» **Records to use**:
------

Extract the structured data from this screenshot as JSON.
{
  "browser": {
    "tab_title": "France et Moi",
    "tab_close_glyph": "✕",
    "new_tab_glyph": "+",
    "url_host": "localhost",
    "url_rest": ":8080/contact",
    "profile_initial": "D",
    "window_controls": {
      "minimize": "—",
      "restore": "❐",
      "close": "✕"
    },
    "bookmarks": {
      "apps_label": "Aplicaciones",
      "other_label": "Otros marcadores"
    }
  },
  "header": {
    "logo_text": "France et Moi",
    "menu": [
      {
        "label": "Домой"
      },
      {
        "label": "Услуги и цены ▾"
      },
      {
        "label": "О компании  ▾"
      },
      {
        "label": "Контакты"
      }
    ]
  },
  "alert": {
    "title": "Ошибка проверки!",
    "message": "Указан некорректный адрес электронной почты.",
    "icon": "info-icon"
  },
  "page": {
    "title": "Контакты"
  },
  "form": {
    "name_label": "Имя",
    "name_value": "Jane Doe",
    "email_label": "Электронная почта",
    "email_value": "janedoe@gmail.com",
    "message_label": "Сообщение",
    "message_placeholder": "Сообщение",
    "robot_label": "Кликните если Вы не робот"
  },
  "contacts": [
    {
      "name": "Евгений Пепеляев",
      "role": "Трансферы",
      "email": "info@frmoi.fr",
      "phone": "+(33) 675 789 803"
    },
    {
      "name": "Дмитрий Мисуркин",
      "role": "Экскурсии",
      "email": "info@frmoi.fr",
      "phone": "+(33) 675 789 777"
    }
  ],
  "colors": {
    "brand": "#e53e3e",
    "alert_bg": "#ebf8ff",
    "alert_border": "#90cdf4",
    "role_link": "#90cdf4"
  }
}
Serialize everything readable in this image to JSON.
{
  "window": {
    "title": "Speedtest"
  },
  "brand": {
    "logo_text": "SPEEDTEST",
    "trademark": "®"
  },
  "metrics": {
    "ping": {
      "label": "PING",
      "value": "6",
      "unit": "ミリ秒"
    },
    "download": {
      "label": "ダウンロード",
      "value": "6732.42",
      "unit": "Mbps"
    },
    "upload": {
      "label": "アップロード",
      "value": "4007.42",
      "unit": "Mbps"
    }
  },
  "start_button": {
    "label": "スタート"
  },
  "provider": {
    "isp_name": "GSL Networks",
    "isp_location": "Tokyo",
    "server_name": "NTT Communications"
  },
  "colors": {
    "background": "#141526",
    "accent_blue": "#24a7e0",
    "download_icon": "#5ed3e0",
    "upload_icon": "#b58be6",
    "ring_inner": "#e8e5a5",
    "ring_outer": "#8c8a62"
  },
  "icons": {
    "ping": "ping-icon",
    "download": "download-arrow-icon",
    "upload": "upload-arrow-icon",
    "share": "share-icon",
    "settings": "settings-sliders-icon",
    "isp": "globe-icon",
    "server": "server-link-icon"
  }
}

------

» **What is asked**: Reproduce all the records precisely.

» **Answer for this exercise**:
Extract the structured data from this screenshot as JSON.
{
  "browser": {
    "tab_title": "France et Moi",
    "tab_close_glyph": "✕",
    "new_tab_glyph": "+",
    "url_host": "localhost",
    "url_rest": ":8080/contact",
    "profile_initial": "D",
    "window_controls": {
      "minimize": "—",
      "restore": "❐",
      "close": "✕"
    },
    "bookmarks": {
      "apps_label": "Aplicaciones",
      "other_label": "Otros marcadores"
    }
  },
  "header": {
    "logo_text": "France et Moi",
    "menu": [
      {
        "label": "Домой"
      },
      {
        "label": "Услуги и цены ▾"
      },
      {
        "label": "О компании  ▾"
      },
      {
        "label": "Контакты"
      }
    ]
  },
  "alert": {
    "title": "Ошибка проверки!",
    "message": "Указан некорректный адрес электронной почты.",
    "icon": "info-icon"
  },
  "page": {
    "title": "Контакты"
  },
  "form": {
    "name_label": "Имя",
    "name_value": "Jane Doe",
    "email_label": "Электронная почта",
    "email_value": "janedoe@gmail.com",
    "message_label": "Сообщение",
    "message_placeholder": "Сообщение",
    "robot_label": "Кликните если Вы не робот"
  },
  "contacts": [
    {
      "name": "Евгений Пепеляев",
      "role": "Трансферы",
      "email": "info@frmoi.fr",
      "phone": "+(33) 675 789 803"
    },
    {
      "name": "Дмитрий Мисуркин",
      "role": "Экскурсии",
      "email": "info@frmoi.fr",
      "phone": "+(33) 675 789 777"
    }
  ],
  "colors": {
    "brand": "#e53e3e",
    "alert_bg": "#ebf8ff",
    "alert_border": "#90cdf4",
    "role_link": "#90cdf4"
  }
}
Serialize everything readable in this image to JSON.
{
  "window": {
    "title": "Speedtest"
  },
  "brand": {
    "logo_text": "SPEEDTEST",
    "trademark": "®"
  },
  "metrics": {
    "ping": {
      "label": "PING",
      "value": "6",
      "unit": "ミリ秒"
    },
    "download": {
      "label": "ダウンロード",
      "value": "6732.42",
      "unit": "Mbps"
    },
    "upload": {
      "label": "アップロード",
      "value": "4007.42",
      "unit": "Mbps"
    }
  },
  "start_button": {
    "label": "スタート"
  },
  "provider": {
    "isp_name": "GSL Networks",
    "isp_location": "Tokyo",
    "server_name": "NTT Communications"
  },
  "colors": {
    "background": "#141526",
    "accent_blue": "#24a7e0",
    "download_icon": "#5ed3e0",
    "upload_icon": "#b58be6",
    "ring_inner": "#e8e5a5",
    "ring_outer": "#8c8a62"
  },
  "icons": {
    "ping": "ping-icon",
    "download": "download-arrow-icon",
    "upload": "upload-arrow-icon",
    "share": "share-icon",
    "settings": "settings-sliders-icon",
    "isp": "globe-icon",
    "server": "server-link-icon"
  }
}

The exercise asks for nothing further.